What the exercise asks: Below are some entries. Copy each line that holds the string "post".
%%
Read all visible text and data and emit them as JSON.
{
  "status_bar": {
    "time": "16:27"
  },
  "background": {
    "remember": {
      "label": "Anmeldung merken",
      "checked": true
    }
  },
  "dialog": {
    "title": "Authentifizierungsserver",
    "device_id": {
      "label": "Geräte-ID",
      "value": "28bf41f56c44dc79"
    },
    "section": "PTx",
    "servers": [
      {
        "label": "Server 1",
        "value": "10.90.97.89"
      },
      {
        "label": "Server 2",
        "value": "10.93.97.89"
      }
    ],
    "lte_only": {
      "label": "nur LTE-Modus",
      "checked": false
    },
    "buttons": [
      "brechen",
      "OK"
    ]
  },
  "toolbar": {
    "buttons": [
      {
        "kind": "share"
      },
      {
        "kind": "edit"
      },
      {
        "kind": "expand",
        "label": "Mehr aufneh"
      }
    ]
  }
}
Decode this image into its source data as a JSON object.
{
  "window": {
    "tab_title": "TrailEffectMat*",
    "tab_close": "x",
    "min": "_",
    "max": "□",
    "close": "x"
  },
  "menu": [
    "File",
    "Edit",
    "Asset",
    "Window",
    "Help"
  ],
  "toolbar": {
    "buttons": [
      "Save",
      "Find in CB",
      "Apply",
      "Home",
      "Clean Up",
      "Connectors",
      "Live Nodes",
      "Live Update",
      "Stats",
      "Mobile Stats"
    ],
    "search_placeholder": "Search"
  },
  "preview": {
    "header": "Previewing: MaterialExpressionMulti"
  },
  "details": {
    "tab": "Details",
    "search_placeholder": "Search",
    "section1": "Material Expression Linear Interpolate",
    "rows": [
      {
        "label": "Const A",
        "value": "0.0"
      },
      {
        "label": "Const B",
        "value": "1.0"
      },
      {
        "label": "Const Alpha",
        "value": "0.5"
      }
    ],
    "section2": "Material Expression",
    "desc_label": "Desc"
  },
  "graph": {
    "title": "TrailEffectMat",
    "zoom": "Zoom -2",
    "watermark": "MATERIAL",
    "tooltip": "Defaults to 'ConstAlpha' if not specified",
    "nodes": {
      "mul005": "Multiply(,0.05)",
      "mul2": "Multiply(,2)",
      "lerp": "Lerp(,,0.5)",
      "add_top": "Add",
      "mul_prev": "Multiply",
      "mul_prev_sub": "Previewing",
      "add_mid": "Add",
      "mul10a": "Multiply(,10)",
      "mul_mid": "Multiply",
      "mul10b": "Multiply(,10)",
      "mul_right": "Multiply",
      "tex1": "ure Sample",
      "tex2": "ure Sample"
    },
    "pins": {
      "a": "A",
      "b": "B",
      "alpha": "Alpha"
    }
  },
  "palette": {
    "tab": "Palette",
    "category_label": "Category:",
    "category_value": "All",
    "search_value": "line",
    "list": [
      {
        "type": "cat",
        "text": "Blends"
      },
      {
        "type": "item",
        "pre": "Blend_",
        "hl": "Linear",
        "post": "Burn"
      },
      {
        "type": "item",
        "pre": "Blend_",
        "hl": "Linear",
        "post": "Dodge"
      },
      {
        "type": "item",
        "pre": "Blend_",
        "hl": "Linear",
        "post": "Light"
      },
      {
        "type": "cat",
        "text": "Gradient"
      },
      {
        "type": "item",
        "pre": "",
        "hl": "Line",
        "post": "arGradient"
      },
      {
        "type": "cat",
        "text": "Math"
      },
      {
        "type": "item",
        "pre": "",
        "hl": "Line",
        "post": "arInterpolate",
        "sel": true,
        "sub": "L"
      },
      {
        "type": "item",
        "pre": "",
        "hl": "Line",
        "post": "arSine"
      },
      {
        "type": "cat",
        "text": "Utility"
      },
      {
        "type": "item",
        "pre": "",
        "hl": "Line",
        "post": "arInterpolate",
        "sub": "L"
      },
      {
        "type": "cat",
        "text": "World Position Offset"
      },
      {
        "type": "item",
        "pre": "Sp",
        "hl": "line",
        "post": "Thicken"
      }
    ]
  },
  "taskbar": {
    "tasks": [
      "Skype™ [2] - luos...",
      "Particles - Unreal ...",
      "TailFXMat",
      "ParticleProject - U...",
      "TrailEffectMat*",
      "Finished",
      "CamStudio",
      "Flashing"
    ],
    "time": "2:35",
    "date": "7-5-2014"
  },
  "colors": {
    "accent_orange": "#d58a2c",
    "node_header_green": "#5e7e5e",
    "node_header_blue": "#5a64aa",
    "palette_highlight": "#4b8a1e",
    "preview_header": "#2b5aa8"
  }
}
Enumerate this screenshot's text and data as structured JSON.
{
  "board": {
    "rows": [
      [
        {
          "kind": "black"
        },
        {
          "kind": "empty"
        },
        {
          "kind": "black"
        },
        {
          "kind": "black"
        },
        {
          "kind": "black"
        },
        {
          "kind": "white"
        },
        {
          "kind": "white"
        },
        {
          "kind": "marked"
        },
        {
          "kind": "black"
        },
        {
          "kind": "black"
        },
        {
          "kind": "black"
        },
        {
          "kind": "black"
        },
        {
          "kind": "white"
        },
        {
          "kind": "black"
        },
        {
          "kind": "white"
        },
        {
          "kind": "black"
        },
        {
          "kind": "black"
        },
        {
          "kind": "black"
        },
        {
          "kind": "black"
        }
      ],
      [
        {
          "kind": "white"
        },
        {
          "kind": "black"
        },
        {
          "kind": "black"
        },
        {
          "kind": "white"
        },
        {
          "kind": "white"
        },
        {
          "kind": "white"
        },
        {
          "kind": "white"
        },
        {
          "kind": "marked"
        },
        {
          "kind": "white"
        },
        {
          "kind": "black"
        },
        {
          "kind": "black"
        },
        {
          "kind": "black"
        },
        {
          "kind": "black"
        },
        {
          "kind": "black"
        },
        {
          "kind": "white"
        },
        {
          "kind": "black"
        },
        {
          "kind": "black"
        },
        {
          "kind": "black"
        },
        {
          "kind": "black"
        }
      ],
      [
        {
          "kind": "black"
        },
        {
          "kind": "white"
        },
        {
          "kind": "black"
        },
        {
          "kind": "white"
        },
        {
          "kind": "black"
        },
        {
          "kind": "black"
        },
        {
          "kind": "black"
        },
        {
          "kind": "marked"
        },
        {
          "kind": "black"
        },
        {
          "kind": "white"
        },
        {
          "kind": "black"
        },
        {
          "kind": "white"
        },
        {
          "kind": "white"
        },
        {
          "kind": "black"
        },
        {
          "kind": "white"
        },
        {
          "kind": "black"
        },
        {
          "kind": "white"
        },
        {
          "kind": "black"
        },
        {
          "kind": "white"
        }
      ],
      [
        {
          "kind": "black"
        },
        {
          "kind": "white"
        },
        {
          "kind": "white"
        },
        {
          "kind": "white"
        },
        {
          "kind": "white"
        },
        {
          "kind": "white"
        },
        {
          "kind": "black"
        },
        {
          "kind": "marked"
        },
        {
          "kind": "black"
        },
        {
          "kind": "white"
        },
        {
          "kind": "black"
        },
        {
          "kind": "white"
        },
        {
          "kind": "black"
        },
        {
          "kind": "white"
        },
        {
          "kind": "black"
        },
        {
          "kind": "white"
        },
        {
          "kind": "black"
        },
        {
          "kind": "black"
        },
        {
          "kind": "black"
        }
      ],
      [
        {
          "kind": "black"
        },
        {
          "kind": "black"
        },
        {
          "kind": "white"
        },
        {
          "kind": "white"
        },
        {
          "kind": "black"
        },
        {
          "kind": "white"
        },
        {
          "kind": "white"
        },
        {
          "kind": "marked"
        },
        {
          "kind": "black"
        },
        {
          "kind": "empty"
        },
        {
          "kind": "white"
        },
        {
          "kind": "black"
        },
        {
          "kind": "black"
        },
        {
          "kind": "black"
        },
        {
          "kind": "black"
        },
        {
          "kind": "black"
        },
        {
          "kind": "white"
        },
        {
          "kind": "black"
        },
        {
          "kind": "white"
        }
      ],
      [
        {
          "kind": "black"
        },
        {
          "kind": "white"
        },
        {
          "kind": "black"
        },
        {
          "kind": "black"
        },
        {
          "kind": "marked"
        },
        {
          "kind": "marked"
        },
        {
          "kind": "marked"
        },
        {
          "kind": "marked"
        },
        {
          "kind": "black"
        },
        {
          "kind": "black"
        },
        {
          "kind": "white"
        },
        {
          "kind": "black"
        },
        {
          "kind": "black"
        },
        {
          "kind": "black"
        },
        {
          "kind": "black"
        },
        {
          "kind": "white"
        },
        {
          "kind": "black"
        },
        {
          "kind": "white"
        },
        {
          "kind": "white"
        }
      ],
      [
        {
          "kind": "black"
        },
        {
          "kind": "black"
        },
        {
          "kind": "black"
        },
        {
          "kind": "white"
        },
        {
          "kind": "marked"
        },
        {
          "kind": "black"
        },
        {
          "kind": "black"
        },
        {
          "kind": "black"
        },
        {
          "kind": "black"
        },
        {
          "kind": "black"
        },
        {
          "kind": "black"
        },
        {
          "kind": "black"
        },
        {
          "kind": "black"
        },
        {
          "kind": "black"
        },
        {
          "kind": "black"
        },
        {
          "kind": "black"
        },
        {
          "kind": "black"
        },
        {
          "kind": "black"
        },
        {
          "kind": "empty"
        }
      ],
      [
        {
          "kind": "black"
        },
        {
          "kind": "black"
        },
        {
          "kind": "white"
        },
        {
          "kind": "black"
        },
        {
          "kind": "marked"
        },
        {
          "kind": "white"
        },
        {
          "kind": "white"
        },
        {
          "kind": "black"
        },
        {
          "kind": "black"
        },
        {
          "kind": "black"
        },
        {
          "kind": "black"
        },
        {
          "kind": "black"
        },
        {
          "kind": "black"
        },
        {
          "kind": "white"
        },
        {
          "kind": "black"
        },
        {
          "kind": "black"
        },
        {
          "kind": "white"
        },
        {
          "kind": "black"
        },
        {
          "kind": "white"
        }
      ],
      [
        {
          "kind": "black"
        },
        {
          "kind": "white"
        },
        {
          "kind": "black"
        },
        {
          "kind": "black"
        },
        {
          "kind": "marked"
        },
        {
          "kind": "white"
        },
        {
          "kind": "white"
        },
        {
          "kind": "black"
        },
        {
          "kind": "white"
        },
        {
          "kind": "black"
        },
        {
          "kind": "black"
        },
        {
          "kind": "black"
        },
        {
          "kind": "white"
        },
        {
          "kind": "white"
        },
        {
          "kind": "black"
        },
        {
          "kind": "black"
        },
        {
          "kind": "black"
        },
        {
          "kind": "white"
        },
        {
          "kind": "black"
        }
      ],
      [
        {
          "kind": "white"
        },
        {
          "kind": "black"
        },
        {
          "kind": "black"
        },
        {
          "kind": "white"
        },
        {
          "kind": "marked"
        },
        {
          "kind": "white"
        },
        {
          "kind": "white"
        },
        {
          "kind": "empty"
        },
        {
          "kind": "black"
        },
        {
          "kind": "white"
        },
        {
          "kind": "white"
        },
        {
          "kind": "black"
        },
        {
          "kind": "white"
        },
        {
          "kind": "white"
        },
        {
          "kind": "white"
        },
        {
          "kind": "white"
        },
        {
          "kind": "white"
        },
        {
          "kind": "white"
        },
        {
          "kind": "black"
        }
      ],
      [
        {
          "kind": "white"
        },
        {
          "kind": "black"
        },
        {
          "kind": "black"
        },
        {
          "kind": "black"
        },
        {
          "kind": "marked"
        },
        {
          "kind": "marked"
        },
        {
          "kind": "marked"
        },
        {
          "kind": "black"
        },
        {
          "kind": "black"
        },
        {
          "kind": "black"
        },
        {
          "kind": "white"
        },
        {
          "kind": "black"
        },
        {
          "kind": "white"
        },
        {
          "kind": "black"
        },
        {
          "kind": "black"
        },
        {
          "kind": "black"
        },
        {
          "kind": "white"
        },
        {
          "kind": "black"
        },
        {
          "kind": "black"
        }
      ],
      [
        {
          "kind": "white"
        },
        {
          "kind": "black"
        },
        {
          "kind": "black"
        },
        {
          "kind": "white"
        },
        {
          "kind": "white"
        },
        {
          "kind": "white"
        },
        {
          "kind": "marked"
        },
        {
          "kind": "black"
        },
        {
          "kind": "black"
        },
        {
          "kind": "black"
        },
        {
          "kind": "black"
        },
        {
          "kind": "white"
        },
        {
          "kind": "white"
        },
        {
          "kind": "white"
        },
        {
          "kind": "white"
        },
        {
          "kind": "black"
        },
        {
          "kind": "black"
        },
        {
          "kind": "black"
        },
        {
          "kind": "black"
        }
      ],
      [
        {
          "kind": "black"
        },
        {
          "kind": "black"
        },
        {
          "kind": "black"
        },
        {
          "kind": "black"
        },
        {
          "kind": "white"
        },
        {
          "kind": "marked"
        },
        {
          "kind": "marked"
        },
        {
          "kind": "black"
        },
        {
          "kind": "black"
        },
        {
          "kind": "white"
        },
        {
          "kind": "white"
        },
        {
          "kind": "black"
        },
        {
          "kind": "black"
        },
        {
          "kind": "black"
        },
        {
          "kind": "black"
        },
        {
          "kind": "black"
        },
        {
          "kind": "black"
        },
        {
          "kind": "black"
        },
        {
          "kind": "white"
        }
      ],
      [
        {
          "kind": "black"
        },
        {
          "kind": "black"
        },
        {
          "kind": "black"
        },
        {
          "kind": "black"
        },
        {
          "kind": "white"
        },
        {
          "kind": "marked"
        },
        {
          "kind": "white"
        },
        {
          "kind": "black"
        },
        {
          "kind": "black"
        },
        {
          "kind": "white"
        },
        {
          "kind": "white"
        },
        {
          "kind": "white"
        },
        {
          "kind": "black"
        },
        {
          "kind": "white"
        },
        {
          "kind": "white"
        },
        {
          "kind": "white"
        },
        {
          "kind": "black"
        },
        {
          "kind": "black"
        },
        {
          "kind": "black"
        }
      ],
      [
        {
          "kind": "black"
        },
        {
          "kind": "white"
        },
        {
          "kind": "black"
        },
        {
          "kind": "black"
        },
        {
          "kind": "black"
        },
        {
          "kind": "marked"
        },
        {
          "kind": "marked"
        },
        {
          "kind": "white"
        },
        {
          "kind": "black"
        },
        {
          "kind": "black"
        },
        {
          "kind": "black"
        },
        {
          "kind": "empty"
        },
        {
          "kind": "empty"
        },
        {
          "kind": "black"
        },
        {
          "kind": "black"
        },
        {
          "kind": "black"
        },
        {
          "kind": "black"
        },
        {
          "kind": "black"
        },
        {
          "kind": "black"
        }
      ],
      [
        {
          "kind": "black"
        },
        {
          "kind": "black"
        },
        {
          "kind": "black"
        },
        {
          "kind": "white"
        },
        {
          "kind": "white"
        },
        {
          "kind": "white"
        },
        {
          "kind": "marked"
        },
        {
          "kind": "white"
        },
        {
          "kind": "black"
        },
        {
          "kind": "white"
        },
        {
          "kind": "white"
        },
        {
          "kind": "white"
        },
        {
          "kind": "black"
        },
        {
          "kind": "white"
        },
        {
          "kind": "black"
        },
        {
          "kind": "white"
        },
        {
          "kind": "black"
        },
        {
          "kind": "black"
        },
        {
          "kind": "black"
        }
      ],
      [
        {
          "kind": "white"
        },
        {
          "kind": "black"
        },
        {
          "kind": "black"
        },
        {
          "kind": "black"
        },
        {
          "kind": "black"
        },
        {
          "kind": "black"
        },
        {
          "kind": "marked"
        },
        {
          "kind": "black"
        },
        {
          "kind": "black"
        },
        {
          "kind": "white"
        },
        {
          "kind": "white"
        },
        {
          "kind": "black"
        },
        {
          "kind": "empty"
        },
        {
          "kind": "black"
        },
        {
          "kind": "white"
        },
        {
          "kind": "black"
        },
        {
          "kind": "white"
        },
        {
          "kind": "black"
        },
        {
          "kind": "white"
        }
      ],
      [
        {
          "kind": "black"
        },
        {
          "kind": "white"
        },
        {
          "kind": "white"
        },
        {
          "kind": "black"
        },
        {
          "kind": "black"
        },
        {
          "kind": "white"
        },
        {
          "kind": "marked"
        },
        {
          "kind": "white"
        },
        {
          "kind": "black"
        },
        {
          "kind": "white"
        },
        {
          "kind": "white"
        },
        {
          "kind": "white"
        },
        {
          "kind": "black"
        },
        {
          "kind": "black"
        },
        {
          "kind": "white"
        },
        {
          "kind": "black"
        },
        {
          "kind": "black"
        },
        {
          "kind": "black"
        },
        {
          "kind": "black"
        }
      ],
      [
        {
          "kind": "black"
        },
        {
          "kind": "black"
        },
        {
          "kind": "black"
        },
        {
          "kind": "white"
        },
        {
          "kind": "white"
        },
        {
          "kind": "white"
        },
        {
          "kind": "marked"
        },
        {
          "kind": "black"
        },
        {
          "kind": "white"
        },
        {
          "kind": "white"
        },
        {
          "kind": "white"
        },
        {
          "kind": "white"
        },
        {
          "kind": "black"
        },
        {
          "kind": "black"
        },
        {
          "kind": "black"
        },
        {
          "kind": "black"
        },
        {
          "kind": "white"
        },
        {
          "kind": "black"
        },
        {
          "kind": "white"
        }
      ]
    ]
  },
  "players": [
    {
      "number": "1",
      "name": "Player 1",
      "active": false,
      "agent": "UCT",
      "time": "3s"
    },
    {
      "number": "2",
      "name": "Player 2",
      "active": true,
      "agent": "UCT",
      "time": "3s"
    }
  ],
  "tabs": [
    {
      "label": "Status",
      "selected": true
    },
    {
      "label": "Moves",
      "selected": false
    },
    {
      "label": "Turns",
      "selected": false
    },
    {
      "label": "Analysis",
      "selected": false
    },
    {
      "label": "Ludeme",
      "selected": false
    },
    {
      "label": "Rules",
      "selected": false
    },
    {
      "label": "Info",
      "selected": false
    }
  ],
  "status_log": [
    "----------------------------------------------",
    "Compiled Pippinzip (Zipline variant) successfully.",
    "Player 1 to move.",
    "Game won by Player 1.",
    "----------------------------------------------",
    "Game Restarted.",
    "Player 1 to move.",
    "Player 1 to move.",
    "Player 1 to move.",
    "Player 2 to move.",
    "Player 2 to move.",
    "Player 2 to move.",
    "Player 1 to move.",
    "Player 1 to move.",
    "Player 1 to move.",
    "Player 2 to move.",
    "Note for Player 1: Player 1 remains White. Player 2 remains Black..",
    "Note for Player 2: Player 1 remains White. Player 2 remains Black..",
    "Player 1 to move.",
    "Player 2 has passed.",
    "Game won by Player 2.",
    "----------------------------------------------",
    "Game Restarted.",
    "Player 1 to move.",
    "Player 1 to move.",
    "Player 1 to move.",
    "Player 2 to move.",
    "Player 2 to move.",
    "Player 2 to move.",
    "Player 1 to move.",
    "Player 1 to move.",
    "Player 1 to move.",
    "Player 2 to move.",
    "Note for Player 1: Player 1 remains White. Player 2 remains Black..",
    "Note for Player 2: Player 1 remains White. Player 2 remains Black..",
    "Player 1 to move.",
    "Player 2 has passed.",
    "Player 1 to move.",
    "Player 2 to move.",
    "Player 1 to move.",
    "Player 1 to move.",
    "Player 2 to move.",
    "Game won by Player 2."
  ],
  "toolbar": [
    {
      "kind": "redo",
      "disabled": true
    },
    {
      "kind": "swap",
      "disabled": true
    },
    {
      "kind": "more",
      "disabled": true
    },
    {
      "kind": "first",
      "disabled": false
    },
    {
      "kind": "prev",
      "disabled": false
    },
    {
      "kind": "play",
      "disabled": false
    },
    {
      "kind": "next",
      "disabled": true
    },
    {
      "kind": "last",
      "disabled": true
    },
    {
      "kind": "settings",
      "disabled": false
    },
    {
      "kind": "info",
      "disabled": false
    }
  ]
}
%%
Result of this task:
        "post": "Burn"
        "post": "Dodge"
        "post": "Light"
        "post": "arGradient"
        "post": "arInterpolate",
        "post": "arSine"
        "post": "arInterpolate",
        "post": "Thicken"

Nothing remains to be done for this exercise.